:: Extracted records ::
^^^^^^^^

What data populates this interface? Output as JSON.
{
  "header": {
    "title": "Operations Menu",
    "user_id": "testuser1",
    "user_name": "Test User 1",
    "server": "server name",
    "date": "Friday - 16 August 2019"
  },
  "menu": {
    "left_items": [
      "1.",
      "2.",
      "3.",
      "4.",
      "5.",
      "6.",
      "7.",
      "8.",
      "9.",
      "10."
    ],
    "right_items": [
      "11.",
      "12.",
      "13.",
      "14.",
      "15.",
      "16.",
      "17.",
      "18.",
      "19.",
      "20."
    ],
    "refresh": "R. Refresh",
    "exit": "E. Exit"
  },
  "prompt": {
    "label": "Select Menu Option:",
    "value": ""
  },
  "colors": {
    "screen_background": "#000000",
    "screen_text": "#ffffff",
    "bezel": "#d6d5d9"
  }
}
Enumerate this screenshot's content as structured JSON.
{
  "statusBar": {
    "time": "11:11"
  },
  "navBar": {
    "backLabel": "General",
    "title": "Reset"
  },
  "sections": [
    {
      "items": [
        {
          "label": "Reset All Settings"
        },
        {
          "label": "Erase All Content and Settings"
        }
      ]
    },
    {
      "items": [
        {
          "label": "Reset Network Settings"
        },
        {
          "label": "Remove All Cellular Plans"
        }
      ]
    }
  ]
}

^^^^^^^^

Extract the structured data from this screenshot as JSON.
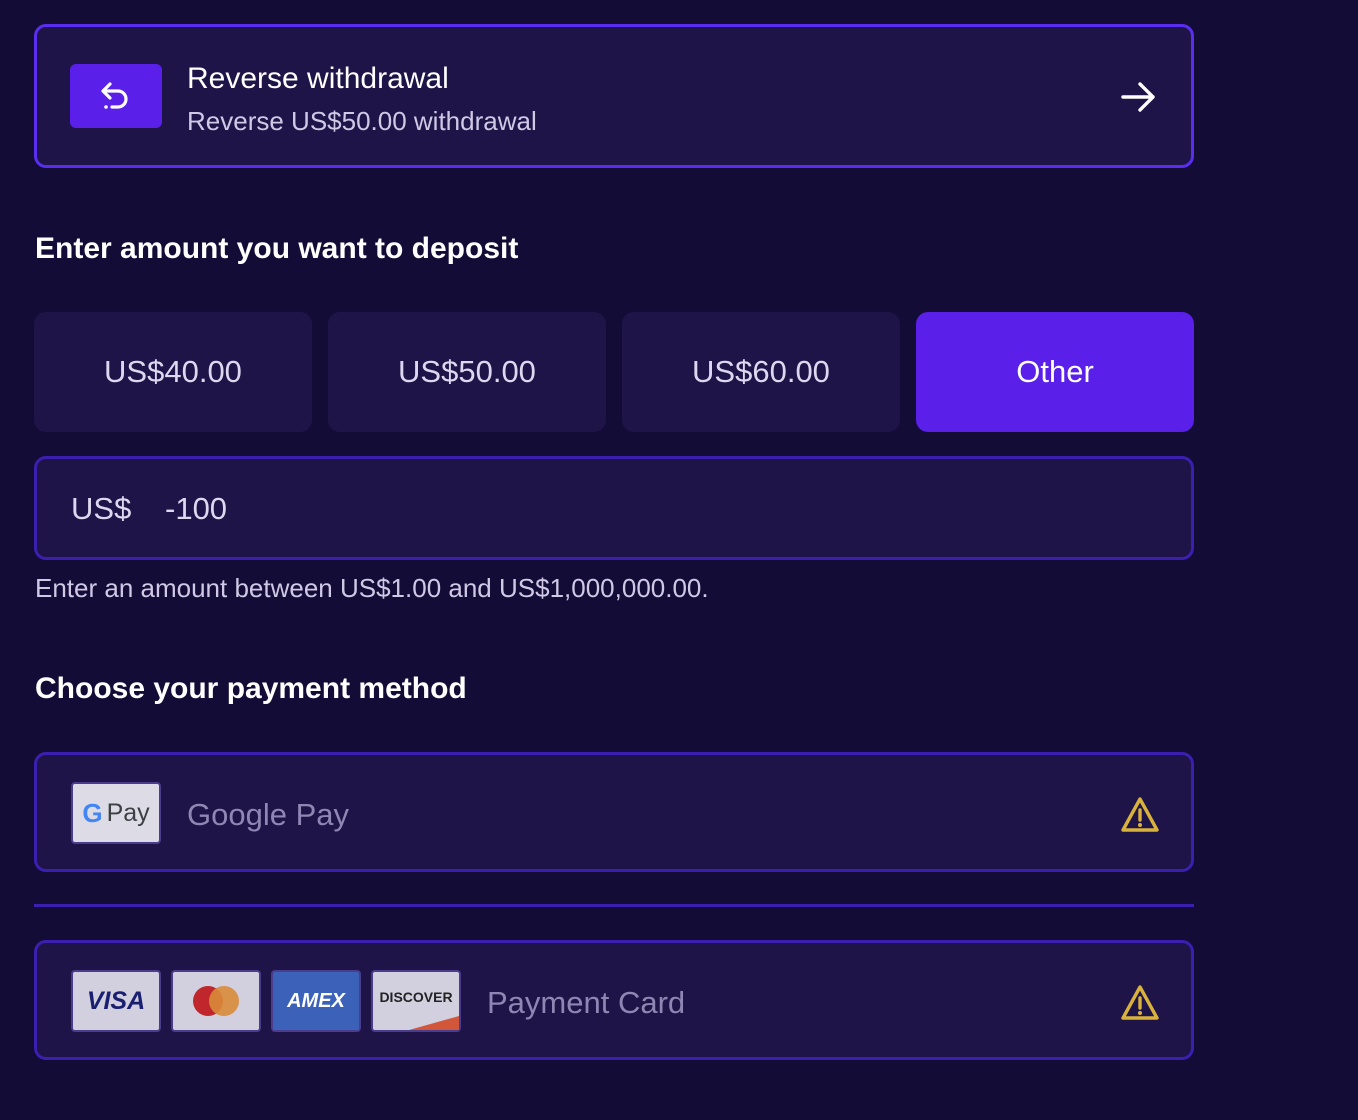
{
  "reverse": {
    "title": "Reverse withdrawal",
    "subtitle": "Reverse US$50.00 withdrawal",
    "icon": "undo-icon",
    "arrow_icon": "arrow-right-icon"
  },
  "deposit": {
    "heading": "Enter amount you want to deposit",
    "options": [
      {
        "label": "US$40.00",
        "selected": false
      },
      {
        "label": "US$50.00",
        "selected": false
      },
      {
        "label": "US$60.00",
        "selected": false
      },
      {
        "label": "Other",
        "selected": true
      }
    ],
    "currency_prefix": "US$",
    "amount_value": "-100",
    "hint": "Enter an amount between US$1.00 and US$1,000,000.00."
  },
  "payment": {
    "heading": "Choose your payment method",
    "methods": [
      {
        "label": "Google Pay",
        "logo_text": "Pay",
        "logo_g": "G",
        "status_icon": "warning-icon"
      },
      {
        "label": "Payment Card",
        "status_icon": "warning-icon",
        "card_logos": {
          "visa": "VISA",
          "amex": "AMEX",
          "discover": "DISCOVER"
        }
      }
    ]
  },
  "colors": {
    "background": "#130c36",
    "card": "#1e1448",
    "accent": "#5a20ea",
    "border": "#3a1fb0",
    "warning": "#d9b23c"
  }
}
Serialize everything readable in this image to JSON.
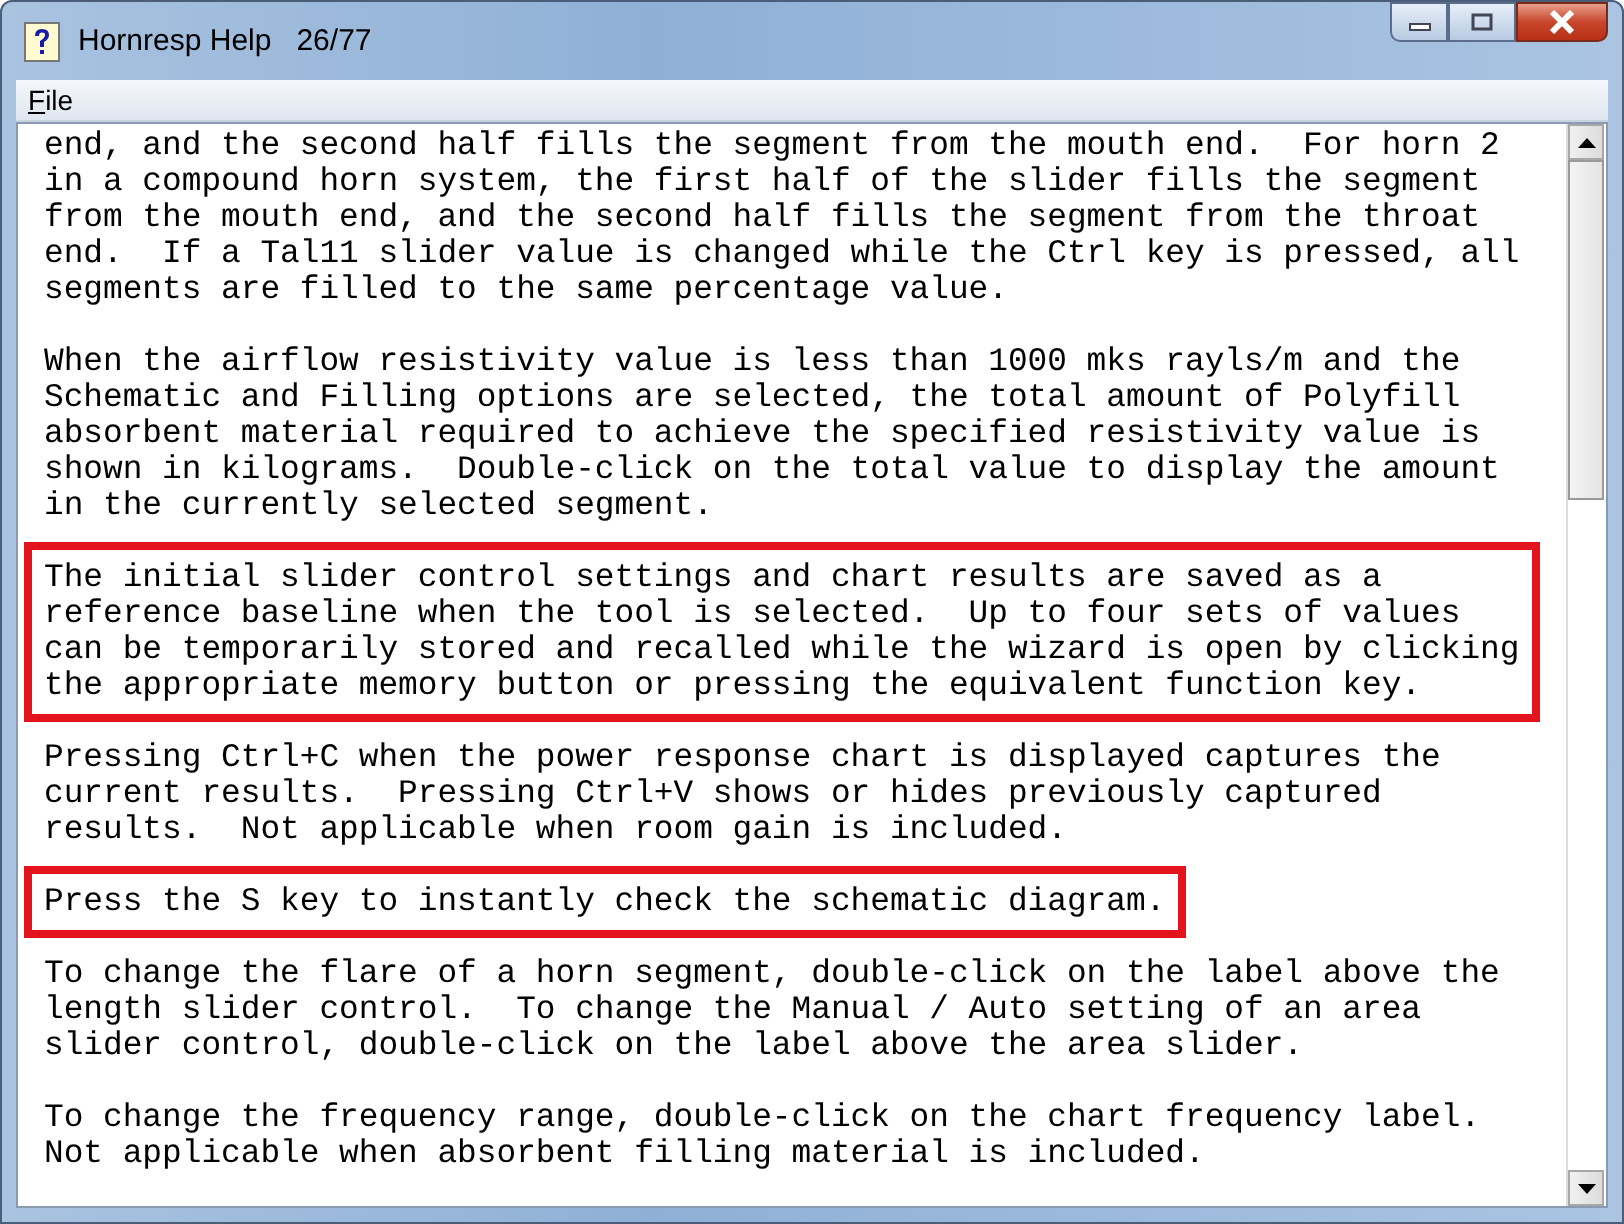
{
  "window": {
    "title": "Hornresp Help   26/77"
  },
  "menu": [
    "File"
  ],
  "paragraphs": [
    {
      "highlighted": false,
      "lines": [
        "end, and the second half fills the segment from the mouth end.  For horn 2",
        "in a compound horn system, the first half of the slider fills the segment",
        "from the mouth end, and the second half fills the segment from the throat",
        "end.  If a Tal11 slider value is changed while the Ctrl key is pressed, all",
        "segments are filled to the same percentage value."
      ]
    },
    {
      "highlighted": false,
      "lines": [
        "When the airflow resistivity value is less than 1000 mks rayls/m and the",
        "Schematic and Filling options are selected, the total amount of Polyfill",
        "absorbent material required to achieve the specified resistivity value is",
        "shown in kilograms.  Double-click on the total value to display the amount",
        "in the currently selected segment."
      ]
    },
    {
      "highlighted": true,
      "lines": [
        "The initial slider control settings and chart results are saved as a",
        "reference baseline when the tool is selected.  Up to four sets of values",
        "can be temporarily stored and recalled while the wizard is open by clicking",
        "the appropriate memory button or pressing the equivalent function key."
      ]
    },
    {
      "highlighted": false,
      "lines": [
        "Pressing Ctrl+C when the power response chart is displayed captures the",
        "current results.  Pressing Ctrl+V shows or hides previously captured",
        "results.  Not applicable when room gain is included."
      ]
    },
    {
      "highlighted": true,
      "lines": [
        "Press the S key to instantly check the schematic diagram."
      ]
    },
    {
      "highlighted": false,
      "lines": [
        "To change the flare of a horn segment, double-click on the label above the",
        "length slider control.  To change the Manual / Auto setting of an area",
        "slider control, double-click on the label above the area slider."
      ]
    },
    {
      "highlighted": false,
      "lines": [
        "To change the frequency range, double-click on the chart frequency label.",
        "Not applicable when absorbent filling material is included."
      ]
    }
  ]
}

^^^^^^^^

:: BRIEF ::
Copy out each line of the listing that holds "screenshot".

:: RESPONSE ::
Enumerate this screenshot's content as structured JSON.
Extract the structured data from this screenshot as JSON.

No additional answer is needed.